What this task involves
From the entries below, copy every line that holds the word "Empress".

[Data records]
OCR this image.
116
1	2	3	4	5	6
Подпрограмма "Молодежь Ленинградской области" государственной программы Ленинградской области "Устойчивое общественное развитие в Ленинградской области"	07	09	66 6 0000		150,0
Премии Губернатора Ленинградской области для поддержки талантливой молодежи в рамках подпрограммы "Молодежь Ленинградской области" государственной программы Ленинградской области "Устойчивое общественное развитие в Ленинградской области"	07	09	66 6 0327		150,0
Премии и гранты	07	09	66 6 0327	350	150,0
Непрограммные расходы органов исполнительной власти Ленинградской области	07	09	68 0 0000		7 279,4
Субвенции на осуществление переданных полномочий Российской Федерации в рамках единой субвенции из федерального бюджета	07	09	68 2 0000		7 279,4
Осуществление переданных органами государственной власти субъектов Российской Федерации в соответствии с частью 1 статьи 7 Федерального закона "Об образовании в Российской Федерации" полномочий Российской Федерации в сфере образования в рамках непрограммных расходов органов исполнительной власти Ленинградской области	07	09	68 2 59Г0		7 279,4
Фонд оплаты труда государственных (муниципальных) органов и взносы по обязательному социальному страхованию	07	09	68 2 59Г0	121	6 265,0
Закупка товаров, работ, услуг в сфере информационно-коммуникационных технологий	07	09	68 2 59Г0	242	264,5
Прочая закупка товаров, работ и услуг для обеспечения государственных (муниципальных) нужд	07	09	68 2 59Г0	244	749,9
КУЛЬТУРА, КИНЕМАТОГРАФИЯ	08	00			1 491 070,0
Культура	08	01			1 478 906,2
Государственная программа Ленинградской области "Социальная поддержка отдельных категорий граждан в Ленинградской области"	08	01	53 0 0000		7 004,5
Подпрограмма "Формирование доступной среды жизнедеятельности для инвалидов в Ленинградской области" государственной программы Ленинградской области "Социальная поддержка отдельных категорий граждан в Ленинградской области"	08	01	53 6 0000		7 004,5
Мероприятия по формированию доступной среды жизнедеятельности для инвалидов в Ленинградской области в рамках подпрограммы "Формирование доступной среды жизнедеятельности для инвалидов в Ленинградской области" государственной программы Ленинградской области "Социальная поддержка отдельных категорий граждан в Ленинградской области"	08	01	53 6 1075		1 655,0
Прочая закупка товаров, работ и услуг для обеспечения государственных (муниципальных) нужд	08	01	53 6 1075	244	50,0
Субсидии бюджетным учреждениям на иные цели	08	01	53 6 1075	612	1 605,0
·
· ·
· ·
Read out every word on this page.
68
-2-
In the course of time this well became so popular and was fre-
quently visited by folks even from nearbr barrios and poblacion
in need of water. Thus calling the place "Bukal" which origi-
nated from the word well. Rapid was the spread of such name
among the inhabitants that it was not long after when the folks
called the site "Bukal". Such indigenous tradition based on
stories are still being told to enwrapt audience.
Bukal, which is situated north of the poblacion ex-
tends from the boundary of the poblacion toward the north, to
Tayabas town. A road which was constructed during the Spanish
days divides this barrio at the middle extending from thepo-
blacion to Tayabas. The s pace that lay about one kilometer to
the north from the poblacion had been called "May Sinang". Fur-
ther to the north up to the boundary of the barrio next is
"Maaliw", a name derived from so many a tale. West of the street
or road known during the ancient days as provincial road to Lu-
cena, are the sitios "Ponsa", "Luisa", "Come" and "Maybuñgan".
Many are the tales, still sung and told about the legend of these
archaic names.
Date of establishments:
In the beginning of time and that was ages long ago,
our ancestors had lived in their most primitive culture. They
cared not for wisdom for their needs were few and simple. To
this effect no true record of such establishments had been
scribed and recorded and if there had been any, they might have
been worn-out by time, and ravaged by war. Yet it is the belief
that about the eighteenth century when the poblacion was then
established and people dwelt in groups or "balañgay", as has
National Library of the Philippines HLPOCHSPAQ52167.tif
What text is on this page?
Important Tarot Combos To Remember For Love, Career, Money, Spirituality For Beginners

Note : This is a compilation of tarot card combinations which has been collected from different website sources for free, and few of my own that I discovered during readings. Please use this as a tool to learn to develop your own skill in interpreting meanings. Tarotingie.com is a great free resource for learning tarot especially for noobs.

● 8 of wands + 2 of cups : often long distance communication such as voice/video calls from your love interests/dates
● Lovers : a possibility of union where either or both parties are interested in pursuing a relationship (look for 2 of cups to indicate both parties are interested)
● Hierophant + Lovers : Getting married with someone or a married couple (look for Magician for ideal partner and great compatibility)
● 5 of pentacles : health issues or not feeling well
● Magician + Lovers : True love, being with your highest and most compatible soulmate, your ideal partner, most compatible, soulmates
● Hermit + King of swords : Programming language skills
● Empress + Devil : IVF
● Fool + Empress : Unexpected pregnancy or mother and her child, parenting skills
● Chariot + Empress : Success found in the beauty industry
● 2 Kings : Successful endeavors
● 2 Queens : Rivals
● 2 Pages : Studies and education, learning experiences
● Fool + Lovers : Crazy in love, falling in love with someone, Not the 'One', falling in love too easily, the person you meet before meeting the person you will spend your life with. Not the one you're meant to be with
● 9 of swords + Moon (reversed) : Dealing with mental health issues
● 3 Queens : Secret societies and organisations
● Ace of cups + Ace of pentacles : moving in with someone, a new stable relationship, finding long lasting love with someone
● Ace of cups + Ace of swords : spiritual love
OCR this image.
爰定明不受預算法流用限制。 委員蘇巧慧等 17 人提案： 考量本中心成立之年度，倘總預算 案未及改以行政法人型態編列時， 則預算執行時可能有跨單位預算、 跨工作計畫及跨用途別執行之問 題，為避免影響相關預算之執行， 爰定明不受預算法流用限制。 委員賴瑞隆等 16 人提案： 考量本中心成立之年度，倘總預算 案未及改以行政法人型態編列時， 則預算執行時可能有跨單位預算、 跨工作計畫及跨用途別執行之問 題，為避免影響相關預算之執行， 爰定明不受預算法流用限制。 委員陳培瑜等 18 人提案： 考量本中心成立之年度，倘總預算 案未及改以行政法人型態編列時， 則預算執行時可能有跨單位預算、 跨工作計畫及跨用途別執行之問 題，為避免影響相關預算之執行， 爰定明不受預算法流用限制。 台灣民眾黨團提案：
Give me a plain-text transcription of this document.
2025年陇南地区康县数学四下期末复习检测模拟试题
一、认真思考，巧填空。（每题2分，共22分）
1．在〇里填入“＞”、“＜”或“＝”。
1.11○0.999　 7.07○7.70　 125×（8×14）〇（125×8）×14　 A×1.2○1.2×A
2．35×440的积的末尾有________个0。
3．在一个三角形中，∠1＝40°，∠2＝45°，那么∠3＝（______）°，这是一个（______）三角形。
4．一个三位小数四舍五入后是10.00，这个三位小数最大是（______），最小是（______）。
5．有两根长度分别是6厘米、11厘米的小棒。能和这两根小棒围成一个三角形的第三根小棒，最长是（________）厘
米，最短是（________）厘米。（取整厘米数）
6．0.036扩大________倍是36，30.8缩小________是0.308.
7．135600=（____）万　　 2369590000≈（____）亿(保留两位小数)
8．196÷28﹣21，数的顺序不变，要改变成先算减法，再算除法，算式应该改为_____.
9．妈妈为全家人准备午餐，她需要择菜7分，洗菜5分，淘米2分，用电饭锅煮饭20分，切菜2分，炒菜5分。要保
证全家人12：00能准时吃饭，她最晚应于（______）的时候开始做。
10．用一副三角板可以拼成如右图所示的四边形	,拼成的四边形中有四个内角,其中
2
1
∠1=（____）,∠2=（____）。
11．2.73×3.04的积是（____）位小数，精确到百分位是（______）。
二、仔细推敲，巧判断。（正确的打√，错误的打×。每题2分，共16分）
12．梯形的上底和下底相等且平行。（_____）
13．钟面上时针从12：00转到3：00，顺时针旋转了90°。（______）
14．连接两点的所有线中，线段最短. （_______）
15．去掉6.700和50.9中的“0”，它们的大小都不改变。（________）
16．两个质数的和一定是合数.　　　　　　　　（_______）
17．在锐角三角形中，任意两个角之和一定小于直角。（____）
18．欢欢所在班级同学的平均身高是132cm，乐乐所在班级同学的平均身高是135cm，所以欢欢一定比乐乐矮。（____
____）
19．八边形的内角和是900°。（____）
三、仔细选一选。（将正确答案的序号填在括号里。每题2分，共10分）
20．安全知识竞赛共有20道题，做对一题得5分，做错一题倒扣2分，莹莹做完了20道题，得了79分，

Complete output
● Empress + Devil : IVF
● Fool + Empress : Unexpected pregnancy or mother and her child, parenting skills
● Chariot + Empress : Success found in the beauty industry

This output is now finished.